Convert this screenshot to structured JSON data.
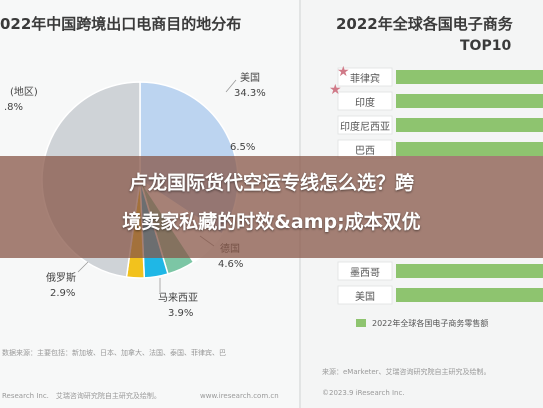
{
  "left_title": "022年中国跨境出口电商目的地分布",
  "right_title": "2022年全球各国电子商务",
  "right_subtitle": "TOP10",
  "pie_labels": {
    "top_left_line1": "(地区)",
    "top_left_line2": ".8%",
    "usa_name": "美国",
    "usa_value": "34.3%",
    "uk_value": "6.5%",
    "germany_name": "德国",
    "germany_value": "4.6%",
    "russia_name": "俄罗斯",
    "russia_value": "2.9%",
    "malaysia_name": "马来西亚",
    "malaysia_value": "3.9%"
  },
  "countries": [
    "菲律宾",
    "印度",
    "印度尼西亚",
    "巴西",
    "墨西哥",
    "美国"
  ],
  "legend": "2022年全球各国电子商务零售额",
  "left_source_line1": "数据来源：主要包括：新加坡、日本、加拿大、法国、泰国、菲律宾、巴",
  "left_source_line2": "Research Inc.　艾瑞咨询研究院自主研究及绘制。",
  "left_source_url": "www.iresearch.com.cn",
  "right_source_line1": "来源：eMarketer、艾瑞咨询研究院自主研究及绘制。",
  "right_source_line2": "©2023.9 iResearch Inc.",
  "headline_line1": "卢龙国际货代空运专线怎么选？跨",
  "headline_line2": "境卖家私藏的时效&amp;成本双优",
  "colors": {
    "usa": "#bcd4f0",
    "bar": "#8ec46f",
    "bar_box": "#ffffff",
    "malaysia": "#1fb7e6",
    "germany": "#7cc6a5",
    "russia": "#f2c21d",
    "gray": "#cfd3d7",
    "overlay": "#875546"
  },
  "chart_data": [
    {
      "type": "pie",
      "title": "022年中国跨境出口电商目的地分布",
      "slices": [
        {
          "label": "美国",
          "value": 34.3
        },
        {
          "label": "6.5%",
          "value": 6.5
        },
        {
          "label": "德国",
          "value": 4.6
        },
        {
          "label": "马来西亚",
          "value": 3.9
        },
        {
          "label": "俄罗斯",
          "value": 2.9
        },
        {
          "label": "(地区)",
          "value": 47.8
        }
      ]
    },
    {
      "type": "bar",
      "title": "2022年全球各国电子商务",
      "subtitle": "TOP10",
      "orientation": "horizontal",
      "categories": [
        "菲律宾",
        "印度",
        "印度尼西亚",
        "巴西",
        "墨西哥",
        "美国"
      ],
      "legend": [
        "2022年全球各国电子商务零售额"
      ]
    }
  ]
}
● ● ● ●
● **What you should do**:
Quote the records above in full, dropping each picture.

● **Complete response**:
Convert this screenshot to structured JSON data.
{
  "left_title": "022年中国跨境出口电商目的地分布",
  "right_title": "2022年全球各国电子商务",
  "right_subtitle": "TOP10",
  "pie_labels": {
    "top_left_line1": "(地区)",
    "top_left_line2": ".8%",
    "usa_name": "美国",
    "usa_value": "34.3%",
    "uk_value": "6.5%",
    "germany_name": "德国",
    "germany_value": "4.6%",
    "russia_name": "俄罗斯",
    "russia_value": "2.9%",
    "malaysia_name": "马来西亚",
    "malaysia_value": "3.9%"
  },
  "countries": [
    "菲律宾",
    "印度",
    "印度尼西亚",
    "巴西",
    "墨西哥",
    "美国"
  ],
  "legend": "2022年全球各国电子商务零售额",
  "left_source_line1": "数据来源：主要包括：新加坡、日本、加拿大、法国、泰国、菲律宾、巴",
  "left_source_line2": "Research Inc.　艾瑞咨询研究院自主研究及绘制。",
  "left_source_url": "www.iresearch.com.cn",
  "right_source_line1": "来源：eMarketer、艾瑞咨询研究院自主研究及绘制。",
  "right_source_line2": "©2023.9 iResearch Inc.",
  "headline_line1": "卢龙国际货代空运专线怎么选？跨",
  "headline_line2": "境卖家私藏的时效&amp;成本双优",
  "colors": {
    "usa": "#bcd4f0",
    "bar": "#8ec46f",
    "bar_box": "#ffffff",
    "malaysia": "#1fb7e6",
    "germany": "#7cc6a5",
    "russia": "#f2c21d",
    "gray": "#cfd3d7",
    "overlay": "#875546"
  },
  "chart_data": [
    {
      "type": "pie",
      "title": "022年中国跨境出口电商目的地分布",
      "slices": [
        {
          "label": "美国",
          "value": 34.3
        },
        {
          "label": "6.5%",
          "value": 6.5
        },
        {
          "label": "德国",
          "value": 4.6
        },
        {
          "label": "马来西亚",
          "value": 3.9
        },
        {
          "label": "俄罗斯",
          "value": 2.9
        },
        {
          "label": "(地区)",
          "value": 47.8
        }
      ]
    },
    {
      "type": "bar",
      "title": "2022年全球各国电子商务",
      "subtitle": "TOP10",
      "orientation": "horizontal",
      "categories": [
        "菲律宾",
        "印度",
        "印度尼西亚",
        "巴西",
        "墨西哥",
        "美国"
      ],
      "legend": [
        "2022年全球各国电子商务零售额"
      ]
    }
  ]
}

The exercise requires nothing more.